◆ The data:
┄┄┄┄┄┄┄┄┄┄┄┄┄┄┄┄┄┄┄┄

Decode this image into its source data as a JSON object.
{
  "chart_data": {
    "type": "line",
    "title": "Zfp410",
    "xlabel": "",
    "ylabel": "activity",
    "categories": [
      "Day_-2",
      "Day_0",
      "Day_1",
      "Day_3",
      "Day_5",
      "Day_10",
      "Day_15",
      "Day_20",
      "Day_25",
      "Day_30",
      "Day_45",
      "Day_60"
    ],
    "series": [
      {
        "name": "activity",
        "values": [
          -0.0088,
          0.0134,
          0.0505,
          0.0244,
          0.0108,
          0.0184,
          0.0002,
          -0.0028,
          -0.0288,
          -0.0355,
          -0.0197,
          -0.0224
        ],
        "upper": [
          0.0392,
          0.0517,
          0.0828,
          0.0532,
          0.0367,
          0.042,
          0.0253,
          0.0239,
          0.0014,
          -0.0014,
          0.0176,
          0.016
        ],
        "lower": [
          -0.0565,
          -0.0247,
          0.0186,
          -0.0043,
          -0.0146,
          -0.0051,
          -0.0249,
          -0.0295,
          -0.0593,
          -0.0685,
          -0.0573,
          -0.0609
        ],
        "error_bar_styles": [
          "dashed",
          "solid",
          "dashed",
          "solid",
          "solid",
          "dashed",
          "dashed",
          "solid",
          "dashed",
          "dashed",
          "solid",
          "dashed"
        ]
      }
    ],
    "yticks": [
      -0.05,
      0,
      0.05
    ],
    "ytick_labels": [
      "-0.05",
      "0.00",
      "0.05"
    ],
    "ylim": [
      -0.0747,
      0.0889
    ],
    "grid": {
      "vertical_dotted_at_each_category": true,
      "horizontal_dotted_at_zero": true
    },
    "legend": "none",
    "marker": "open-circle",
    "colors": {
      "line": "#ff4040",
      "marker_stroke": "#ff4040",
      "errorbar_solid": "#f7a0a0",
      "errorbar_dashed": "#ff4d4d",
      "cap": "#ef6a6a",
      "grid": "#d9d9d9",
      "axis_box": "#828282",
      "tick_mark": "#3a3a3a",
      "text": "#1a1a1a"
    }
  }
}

┄┄┄┄┄┄┄┄┄┄┄┄┄┄┄┄┄┄┄┄

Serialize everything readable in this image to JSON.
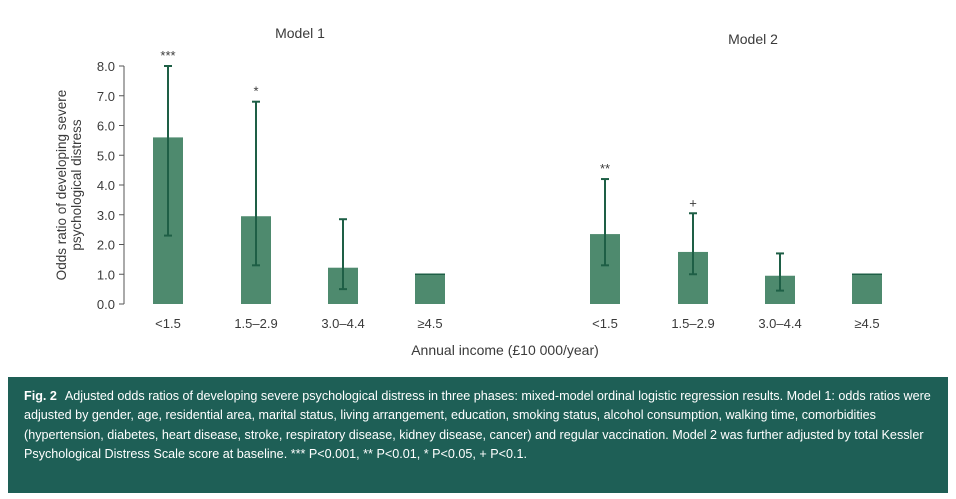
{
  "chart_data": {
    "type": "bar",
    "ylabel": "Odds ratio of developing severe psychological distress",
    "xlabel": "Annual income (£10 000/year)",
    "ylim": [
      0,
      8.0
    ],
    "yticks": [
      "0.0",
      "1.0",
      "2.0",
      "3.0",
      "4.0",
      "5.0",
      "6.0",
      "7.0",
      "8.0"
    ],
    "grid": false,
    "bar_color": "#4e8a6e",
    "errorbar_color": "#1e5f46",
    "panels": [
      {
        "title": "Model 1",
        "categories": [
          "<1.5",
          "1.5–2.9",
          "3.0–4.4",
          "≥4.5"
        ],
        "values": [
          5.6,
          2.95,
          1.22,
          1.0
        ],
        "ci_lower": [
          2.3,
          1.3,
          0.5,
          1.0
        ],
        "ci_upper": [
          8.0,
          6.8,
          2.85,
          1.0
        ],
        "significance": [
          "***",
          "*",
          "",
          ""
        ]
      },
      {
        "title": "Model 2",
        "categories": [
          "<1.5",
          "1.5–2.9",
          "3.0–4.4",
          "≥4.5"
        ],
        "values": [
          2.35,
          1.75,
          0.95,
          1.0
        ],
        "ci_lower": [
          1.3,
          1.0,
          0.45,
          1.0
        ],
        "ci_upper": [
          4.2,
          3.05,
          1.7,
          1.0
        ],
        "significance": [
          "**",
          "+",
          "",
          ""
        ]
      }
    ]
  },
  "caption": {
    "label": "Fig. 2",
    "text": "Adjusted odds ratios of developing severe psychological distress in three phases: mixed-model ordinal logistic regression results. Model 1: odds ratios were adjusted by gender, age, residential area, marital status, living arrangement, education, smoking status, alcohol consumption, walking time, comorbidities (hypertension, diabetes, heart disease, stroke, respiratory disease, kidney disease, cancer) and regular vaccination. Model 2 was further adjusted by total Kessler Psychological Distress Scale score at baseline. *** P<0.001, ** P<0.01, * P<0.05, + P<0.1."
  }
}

┄┄┄┄┄┄┄┄┄┄┄┄┄┄┄┄┄┄┄┄

◆ Exercise aim:
Your task is to gather all lines from the entries above that hold the word "psychological".

◆ Response to this exercise:
    "ylabel": "Odds ratio of developing severe psychological distress",
    "text": "Adjusted odds ratios of developing severe psychological distress in three phases: mixed-model ordinal logistic regression results. Model 1: odds ratios were adjusted by gender, age, residential area, marital status, living arrangement, education, smoking status, alcohol consumption, walking time, comorbidities (hypertension, diabetes, heart disease, stroke, respiratory disease, kidney disease, cancer) and regular vaccination. Model 2 was further adjusted by total Kessler Psychological Distress Scale score at baseline. *** P<0.001, ** P<0.01, * P<0.05, + P<0.1."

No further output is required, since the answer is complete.